--- START OF DATASET RECORDS ---
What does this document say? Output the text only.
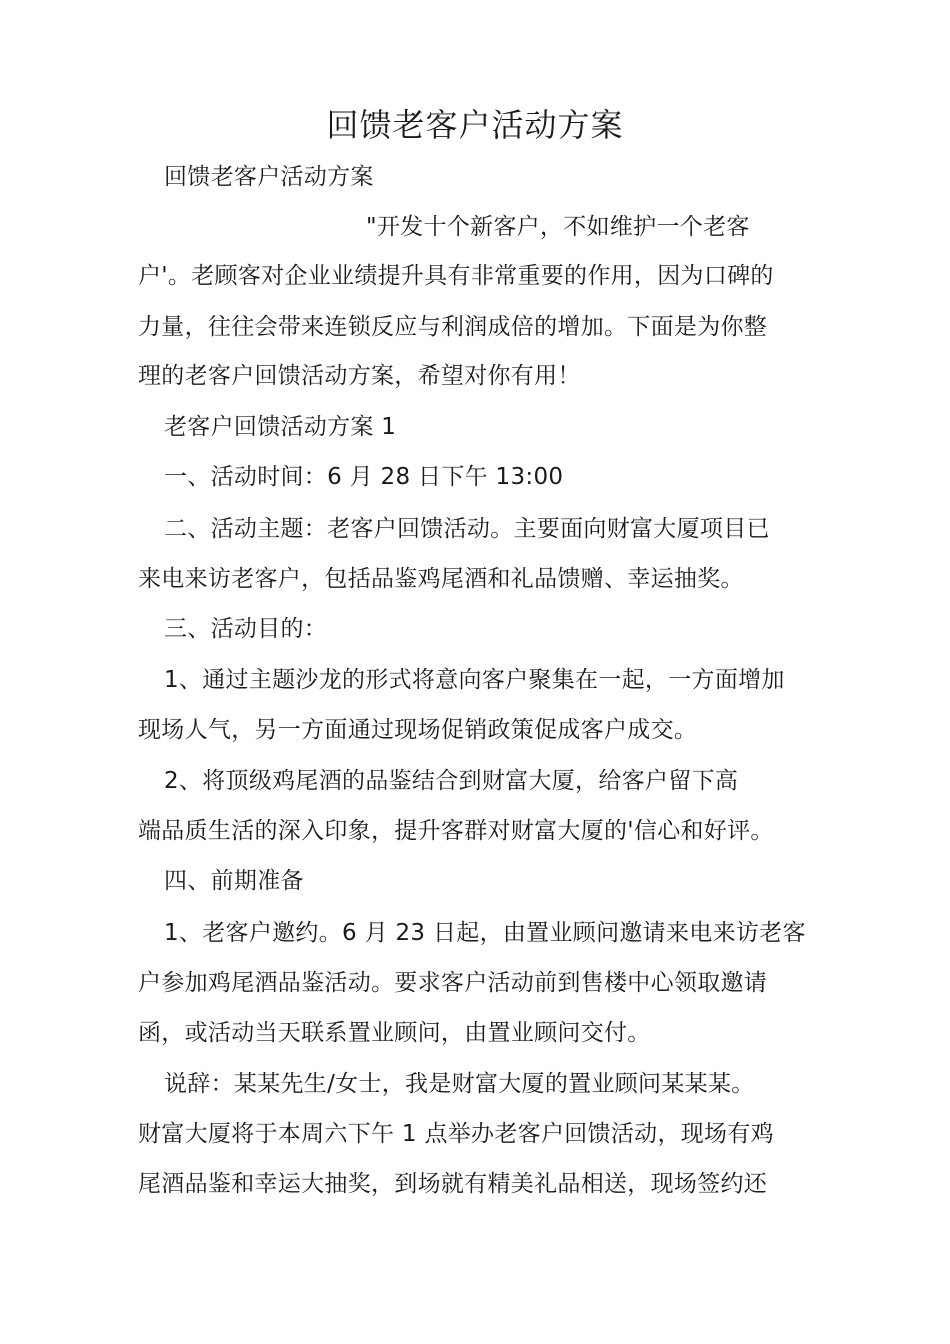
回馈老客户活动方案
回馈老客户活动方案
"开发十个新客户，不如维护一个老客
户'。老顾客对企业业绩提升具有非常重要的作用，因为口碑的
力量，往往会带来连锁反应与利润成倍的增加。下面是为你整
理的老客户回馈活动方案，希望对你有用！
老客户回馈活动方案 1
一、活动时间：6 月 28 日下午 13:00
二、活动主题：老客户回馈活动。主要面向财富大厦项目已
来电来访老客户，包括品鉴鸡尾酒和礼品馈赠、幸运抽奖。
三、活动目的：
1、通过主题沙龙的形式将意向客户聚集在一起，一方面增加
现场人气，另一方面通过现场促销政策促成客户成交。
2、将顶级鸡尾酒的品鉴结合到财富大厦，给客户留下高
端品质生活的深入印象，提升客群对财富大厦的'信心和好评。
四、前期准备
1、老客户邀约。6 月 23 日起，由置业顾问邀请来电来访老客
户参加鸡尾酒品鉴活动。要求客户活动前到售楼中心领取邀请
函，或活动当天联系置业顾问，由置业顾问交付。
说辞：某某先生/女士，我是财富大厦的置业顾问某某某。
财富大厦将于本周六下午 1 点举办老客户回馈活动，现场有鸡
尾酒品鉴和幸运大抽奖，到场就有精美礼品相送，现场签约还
--- END OF DATASET RECORDS ---
WHAT TO PRODUCE :: Transcribe the whole listing exactly. Pictures stay out of your copy.

RESULT OF THIS EXERCISE ::
What does this document say? Output the text only.
回馈老客户活动方案
回馈老客户活动方案
"开发十个新客户，不如维护一个老客
户'。老顾客对企业业绩提升具有非常重要的作用，因为口碑的
力量，往往会带来连锁反应与利润成倍的增加。下面是为你整
理的老客户回馈活动方案，希望对你有用！
老客户回馈活动方案 1
一、活动时间：6 月 28 日下午 13:00
二、活动主题：老客户回馈活动。主要面向财富大厦项目已
来电来访老客户，包括品鉴鸡尾酒和礼品馈赠、幸运抽奖。
三、活动目的：
1、通过主题沙龙的形式将意向客户聚集在一起，一方面增加
现场人气，另一方面通过现场促销政策促成客户成交。
2、将顶级鸡尾酒的品鉴结合到财富大厦，给客户留下高
端品质生活的深入印象，提升客群对财富大厦的'信心和好评。
四、前期准备
1、老客户邀约。6 月 23 日起，由置业顾问邀请来电来访老客
户参加鸡尾酒品鉴活动。要求客户活动前到售楼中心领取邀请
函，或活动当天联系置业顾问，由置业顾问交付。
说辞：某某先生/女士，我是财富大厦的置业顾问某某某。
财富大厦将于本周六下午 1 点举办老客户回馈活动，现场有鸡
尾酒品鉴和幸运大抽奖，到场就有精美礼品相送，现场签约还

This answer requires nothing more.